Requirement: Copy every line of the records below, word for word.

-- Listed entries start --

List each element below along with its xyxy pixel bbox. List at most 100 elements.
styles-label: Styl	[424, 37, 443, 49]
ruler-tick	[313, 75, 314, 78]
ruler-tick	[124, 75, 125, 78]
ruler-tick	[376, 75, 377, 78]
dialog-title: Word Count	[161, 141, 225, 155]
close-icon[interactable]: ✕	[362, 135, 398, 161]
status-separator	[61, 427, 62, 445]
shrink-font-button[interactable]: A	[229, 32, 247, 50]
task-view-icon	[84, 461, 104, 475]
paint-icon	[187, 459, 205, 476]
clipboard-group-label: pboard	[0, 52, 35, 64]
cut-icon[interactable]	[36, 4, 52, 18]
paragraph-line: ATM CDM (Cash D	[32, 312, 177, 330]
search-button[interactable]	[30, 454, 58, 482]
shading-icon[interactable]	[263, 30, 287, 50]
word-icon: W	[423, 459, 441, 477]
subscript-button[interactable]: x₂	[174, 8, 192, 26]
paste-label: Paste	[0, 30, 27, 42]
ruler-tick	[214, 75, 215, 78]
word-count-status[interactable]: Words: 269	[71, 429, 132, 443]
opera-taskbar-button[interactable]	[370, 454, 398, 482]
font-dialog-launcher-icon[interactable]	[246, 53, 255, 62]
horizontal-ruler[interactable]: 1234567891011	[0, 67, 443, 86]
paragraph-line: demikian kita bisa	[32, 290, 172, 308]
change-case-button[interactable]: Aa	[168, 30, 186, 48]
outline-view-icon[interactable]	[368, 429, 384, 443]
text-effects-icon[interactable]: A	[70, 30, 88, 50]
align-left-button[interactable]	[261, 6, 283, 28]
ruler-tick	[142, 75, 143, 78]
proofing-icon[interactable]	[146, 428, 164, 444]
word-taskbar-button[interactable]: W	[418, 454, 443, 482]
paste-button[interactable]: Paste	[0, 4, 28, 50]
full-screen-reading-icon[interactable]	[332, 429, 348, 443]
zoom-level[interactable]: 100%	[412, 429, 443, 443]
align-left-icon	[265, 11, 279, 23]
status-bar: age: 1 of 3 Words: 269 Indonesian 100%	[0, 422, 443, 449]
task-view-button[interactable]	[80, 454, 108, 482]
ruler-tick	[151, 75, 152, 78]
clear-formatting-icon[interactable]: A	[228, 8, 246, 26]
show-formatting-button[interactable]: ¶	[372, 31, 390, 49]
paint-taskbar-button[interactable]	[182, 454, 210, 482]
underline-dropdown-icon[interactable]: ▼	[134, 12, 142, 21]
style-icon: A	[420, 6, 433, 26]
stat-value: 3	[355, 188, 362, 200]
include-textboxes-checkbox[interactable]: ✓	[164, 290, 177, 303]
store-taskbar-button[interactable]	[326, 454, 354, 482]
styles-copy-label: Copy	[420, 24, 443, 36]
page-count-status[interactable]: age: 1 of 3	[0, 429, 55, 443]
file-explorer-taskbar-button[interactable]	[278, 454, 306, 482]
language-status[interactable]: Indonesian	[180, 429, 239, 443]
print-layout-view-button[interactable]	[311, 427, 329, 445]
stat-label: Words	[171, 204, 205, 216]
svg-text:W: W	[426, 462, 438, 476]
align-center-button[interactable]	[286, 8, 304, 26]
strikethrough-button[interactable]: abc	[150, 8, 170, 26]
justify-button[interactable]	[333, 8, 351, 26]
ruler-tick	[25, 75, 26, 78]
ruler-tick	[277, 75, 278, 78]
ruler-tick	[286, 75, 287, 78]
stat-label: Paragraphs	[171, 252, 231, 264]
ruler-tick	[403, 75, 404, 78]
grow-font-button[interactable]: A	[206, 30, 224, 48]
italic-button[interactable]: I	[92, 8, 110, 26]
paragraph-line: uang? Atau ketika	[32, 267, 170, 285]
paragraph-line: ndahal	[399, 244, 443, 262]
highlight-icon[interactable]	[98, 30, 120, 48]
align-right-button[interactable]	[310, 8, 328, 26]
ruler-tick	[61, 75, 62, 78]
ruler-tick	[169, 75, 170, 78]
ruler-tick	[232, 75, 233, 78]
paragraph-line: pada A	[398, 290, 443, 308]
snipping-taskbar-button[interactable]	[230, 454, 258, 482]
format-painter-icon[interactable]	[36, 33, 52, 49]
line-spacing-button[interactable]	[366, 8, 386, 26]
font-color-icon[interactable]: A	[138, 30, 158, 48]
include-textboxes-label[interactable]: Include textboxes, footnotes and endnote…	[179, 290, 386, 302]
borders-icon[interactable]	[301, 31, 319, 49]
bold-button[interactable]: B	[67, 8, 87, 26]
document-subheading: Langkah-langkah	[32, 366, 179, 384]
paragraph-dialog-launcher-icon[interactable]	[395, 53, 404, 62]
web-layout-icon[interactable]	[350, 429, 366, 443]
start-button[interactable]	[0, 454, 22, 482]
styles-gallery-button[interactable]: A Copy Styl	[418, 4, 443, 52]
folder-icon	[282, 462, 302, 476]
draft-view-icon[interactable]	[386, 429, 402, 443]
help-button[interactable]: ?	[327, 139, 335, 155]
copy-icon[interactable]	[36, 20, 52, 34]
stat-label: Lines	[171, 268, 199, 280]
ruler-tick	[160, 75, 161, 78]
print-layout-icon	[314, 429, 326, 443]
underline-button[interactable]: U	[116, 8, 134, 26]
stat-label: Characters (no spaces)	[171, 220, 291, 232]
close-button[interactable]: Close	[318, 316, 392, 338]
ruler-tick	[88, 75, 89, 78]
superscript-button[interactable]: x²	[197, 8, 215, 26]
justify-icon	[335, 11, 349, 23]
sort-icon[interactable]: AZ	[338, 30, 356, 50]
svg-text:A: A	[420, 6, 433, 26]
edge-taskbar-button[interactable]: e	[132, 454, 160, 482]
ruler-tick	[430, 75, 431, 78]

-- Listed entries end --

Answer to the problem:
List each element below along with its xyxy pixel bbox. List at most 100 elements.
styles-label: Styl	[424, 37, 443, 49]
ruler-tick	[313, 75, 314, 78]
ruler-tick	[124, 75, 125, 78]
ruler-tick	[376, 75, 377, 78]
dialog-title: Word Count	[161, 141, 225, 155]
close-icon[interactable]: ✕	[362, 135, 398, 161]
status-separator	[61, 427, 62, 445]
shrink-font-button[interactable]: A	[229, 32, 247, 50]
task-view-icon	[84, 461, 104, 475]
paint-icon	[187, 459, 205, 476]
clipboard-group-label: pboard	[0, 52, 35, 64]
cut-icon[interactable]	[36, 4, 52, 18]
paragraph-line: ATM CDM (Cash D	[32, 312, 177, 330]
search-button[interactable]	[30, 454, 58, 482]
shading-icon[interactable]	[263, 30, 287, 50]
word-icon: W	[423, 459, 441, 477]
subscript-button[interactable]: x₂	[174, 8, 192, 26]
paste-label: Paste	[0, 30, 27, 42]
ruler-tick	[214, 75, 215, 78]
word-count-status[interactable]: Words: 269	[71, 429, 132, 443]
opera-taskbar-button[interactable]	[370, 454, 398, 482]
font-dialog-launcher-icon[interactable]	[246, 53, 255, 62]
horizontal-ruler[interactable]: 1234567891011	[0, 67, 443, 86]
paragraph-line: demikian kita bisa	[32, 290, 172, 308]
change-case-button[interactable]: Aa	[168, 30, 186, 48]
outline-view-icon[interactable]	[368, 429, 384, 443]
text-effects-icon[interactable]: A	[70, 30, 88, 50]
align-left-button[interactable]	[261, 6, 283, 28]
ruler-tick	[142, 75, 143, 78]
proofing-icon[interactable]	[146, 428, 164, 444]
word-taskbar-button[interactable]: W	[418, 454, 443, 482]
paste-button[interactable]: Paste	[0, 4, 28, 50]
full-screen-reading-icon[interactable]	[332, 429, 348, 443]
zoom-level[interactable]: 100%	[412, 429, 443, 443]
align-left-icon	[265, 11, 279, 23]
status-bar: age: 1 of 3 Words: 269 Indonesian 100%	[0, 422, 443, 449]
task-view-button[interactable]	[80, 454, 108, 482]
ruler-tick	[151, 75, 152, 78]
clear-formatting-icon[interactable]: A	[228, 8, 246, 26]
show-formatting-button[interactable]: ¶	[372, 31, 390, 49]
paint-taskbar-button[interactable]	[182, 454, 210, 482]
underline-dropdown-icon[interactable]: ▼	[134, 12, 142, 21]
style-icon: A	[420, 6, 433, 26]
stat-value: 3	[355, 188, 362, 200]
include-textboxes-checkbox[interactable]: ✓	[164, 290, 177, 303]
store-taskbar-button[interactable]	[326, 454, 354, 482]
styles-copy-label: Copy	[420, 24, 443, 36]
page-count-status[interactable]: age: 1 of 3	[0, 429, 55, 443]
file-explorer-taskbar-button[interactable]	[278, 454, 306, 482]
language-status[interactable]: Indonesian	[180, 429, 239, 443]
print-layout-view-button[interactable]	[311, 427, 329, 445]
stat-label: Words	[171, 204, 205, 216]
svg-text:W: W	[426, 462, 438, 476]
align-center-button[interactable]	[286, 8, 304, 26]
strikethrough-button[interactable]: abc	[150, 8, 170, 26]
justify-button[interactable]	[333, 8, 351, 26]
ruler-tick	[25, 75, 26, 78]
ruler-tick	[277, 75, 278, 78]
ruler-tick	[286, 75, 287, 78]
stat-label: Paragraphs	[171, 252, 231, 264]
ruler-tick	[403, 75, 404, 78]
grow-font-button[interactable]: A	[206, 30, 224, 48]
italic-button[interactable]: I	[92, 8, 110, 26]
paragraph-line: uang? Atau ketika	[32, 267, 170, 285]
paragraph-line: ndahal	[399, 244, 443, 262]
highlight-icon[interactable]	[98, 30, 120, 48]
align-right-button[interactable]	[310, 8, 328, 26]
ruler-tick	[61, 75, 62, 78]
ruler-tick	[169, 75, 170, 78]
ruler-tick	[232, 75, 233, 78]
paragraph-line: pada A	[398, 290, 443, 308]
snipping-taskbar-button[interactable]	[230, 454, 258, 482]
format-painter-icon[interactable]	[36, 33, 52, 49]
line-spacing-button[interactable]	[366, 8, 386, 26]
font-color-icon[interactable]: A	[138, 30, 158, 48]
include-textboxes-label[interactable]: Include textboxes, footnotes and endnote…	[179, 290, 386, 302]
borders-icon[interactable]	[301, 31, 319, 49]
bold-button[interactable]: B	[67, 8, 87, 26]
document-subheading: Langkah-langkah	[32, 366, 179, 384]
paragraph-dialog-launcher-icon[interactable]	[395, 53, 404, 62]
web-layout-icon[interactable]	[350, 429, 366, 443]
start-button[interactable]	[0, 454, 22, 482]
styles-gallery-button[interactable]: A Copy Styl	[418, 4, 443, 52]
folder-icon	[282, 462, 302, 476]
draft-view-icon[interactable]	[386, 429, 402, 443]
help-button[interactable]: ?	[327, 139, 335, 155]
copy-icon[interactable]	[36, 20, 52, 34]
stat-label: Lines	[171, 268, 199, 280]
ruler-tick	[160, 75, 161, 78]
print-layout-icon	[314, 429, 326, 443]
underline-button[interactable]: U	[116, 8, 134, 26]
stat-label: Characters (no spaces)	[171, 220, 291, 232]
close-button[interactable]: Close	[318, 316, 392, 338]
ruler-tick	[88, 75, 89, 78]
superscript-button[interactable]: x²	[197, 8, 215, 26]
justify-icon	[335, 11, 349, 23]
sort-icon[interactable]: AZ	[338, 30, 356, 50]
svg-text:A: A	[420, 6, 433, 26]
edge-taskbar-button[interactable]: e	[132, 454, 160, 482]
ruler-tick	[430, 75, 431, 78]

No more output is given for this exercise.